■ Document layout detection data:
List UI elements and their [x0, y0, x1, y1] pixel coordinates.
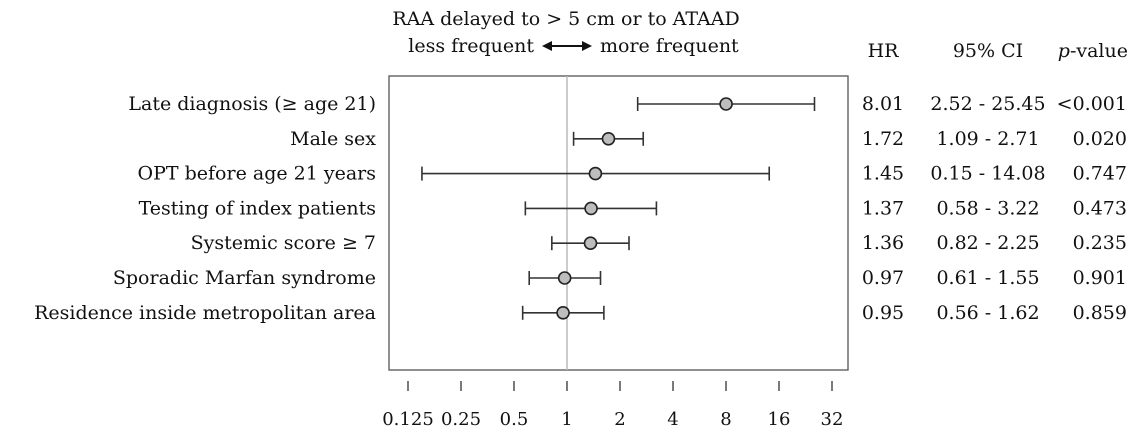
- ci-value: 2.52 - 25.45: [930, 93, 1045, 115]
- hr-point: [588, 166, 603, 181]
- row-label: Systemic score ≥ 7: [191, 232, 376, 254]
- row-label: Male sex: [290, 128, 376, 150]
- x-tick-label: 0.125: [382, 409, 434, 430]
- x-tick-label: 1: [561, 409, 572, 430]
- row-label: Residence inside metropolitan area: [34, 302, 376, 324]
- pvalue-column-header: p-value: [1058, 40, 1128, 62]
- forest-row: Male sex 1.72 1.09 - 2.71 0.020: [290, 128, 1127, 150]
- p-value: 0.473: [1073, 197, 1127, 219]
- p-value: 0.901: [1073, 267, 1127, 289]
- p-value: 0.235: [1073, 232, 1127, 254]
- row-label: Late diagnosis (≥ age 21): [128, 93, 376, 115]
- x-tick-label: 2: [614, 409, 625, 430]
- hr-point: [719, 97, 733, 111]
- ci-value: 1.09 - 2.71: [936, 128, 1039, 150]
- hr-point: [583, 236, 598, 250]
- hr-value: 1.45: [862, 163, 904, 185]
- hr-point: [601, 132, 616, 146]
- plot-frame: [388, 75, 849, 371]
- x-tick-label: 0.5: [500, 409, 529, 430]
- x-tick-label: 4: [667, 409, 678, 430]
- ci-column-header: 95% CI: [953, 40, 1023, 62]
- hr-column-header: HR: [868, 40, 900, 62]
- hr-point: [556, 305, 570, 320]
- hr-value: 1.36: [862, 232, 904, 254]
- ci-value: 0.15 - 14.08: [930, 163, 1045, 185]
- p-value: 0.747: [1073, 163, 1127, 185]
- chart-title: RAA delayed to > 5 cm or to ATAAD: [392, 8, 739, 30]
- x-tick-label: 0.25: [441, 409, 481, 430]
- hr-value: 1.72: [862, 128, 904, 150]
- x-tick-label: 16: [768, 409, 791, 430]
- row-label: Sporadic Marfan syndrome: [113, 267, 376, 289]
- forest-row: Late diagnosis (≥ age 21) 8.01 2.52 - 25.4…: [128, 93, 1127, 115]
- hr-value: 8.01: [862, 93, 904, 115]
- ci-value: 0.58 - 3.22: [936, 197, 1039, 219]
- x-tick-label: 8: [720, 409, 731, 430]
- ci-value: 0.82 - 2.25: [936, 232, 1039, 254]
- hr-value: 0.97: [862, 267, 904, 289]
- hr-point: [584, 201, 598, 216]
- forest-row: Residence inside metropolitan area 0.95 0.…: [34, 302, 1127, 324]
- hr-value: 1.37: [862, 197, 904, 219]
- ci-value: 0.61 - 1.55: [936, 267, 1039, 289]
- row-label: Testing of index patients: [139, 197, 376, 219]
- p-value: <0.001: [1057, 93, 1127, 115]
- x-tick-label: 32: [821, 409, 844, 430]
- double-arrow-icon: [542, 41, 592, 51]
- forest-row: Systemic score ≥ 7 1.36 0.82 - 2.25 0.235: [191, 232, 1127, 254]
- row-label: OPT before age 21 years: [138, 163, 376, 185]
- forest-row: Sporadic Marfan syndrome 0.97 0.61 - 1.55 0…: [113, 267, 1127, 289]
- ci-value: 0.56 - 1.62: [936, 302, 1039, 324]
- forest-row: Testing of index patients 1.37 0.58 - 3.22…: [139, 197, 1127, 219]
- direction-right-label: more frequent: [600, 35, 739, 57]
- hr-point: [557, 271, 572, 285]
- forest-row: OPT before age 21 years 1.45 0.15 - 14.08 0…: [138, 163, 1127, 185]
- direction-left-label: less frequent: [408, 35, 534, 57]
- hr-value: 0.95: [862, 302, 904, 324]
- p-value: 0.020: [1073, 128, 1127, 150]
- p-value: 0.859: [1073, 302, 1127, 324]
...
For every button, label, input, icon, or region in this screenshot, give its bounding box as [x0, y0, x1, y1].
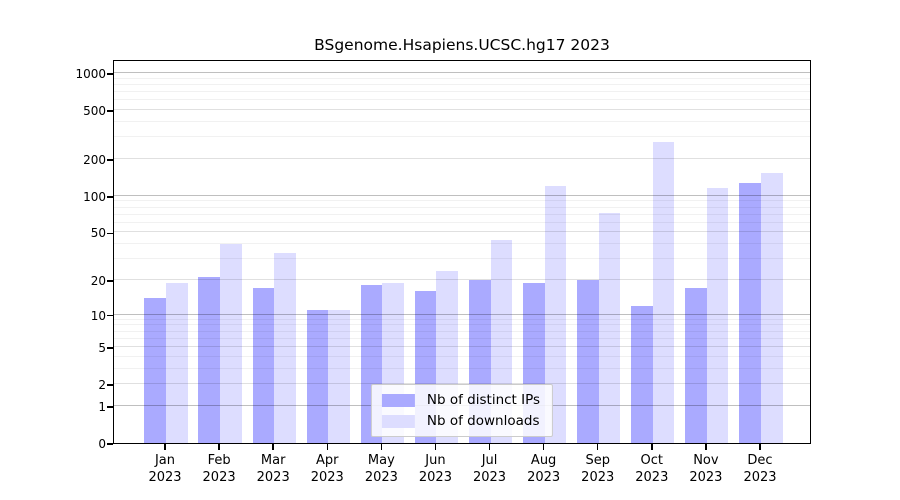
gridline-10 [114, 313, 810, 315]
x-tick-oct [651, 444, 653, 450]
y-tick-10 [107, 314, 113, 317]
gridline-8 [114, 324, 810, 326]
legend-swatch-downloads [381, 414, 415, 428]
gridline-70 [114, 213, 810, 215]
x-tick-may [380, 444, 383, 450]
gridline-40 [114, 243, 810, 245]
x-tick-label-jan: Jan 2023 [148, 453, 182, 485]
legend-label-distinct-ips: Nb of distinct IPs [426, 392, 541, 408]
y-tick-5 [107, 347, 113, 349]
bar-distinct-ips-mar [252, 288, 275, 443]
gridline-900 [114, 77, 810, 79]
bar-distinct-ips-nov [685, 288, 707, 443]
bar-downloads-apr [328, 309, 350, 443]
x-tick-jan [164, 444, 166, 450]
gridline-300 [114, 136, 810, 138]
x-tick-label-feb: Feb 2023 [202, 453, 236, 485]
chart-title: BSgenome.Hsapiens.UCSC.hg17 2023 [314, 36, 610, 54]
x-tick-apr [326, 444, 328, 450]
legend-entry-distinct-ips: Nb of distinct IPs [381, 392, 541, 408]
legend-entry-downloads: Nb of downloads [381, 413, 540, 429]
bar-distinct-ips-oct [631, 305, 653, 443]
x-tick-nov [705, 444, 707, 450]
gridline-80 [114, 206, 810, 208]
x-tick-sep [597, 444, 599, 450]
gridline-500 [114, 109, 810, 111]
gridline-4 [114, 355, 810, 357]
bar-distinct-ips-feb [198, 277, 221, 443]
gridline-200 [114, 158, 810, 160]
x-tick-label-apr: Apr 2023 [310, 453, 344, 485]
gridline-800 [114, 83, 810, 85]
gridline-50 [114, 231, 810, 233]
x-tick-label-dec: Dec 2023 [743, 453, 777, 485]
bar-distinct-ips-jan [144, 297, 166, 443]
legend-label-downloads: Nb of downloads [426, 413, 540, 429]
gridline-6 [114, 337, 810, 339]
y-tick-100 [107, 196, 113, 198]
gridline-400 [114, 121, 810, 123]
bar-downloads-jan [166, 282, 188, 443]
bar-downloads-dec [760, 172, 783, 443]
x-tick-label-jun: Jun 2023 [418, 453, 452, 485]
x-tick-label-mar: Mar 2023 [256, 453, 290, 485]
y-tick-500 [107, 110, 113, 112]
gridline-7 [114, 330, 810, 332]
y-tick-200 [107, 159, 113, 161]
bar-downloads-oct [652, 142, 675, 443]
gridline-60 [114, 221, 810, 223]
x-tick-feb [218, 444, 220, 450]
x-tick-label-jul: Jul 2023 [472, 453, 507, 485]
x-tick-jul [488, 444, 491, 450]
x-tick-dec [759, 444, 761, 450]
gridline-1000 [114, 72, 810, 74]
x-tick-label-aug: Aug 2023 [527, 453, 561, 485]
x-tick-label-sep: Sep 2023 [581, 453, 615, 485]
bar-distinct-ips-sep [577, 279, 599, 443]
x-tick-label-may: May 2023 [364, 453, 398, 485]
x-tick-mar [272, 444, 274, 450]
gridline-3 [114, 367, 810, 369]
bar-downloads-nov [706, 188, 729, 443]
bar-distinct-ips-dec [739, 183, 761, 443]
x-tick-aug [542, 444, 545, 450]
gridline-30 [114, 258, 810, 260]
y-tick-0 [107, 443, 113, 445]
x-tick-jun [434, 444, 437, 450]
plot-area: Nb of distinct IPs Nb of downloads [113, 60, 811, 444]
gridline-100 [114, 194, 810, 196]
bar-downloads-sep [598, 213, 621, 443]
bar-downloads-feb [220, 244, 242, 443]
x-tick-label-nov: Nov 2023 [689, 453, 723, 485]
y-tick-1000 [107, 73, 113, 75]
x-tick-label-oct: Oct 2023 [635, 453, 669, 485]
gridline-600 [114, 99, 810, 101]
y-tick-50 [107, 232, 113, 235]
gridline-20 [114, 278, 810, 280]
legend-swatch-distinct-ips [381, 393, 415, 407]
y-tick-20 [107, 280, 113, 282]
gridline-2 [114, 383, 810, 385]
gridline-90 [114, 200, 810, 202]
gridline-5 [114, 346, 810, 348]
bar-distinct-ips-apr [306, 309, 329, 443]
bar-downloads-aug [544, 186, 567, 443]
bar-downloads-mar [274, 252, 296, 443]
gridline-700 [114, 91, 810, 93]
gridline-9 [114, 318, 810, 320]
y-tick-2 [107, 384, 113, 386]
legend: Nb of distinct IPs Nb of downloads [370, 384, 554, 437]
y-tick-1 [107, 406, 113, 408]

■ WHAT THIS TASK INVOLVES: Please go over the data above and tally every line holding "Male"; reply only with the count.

■ RESPONSE TO THE TASK: 2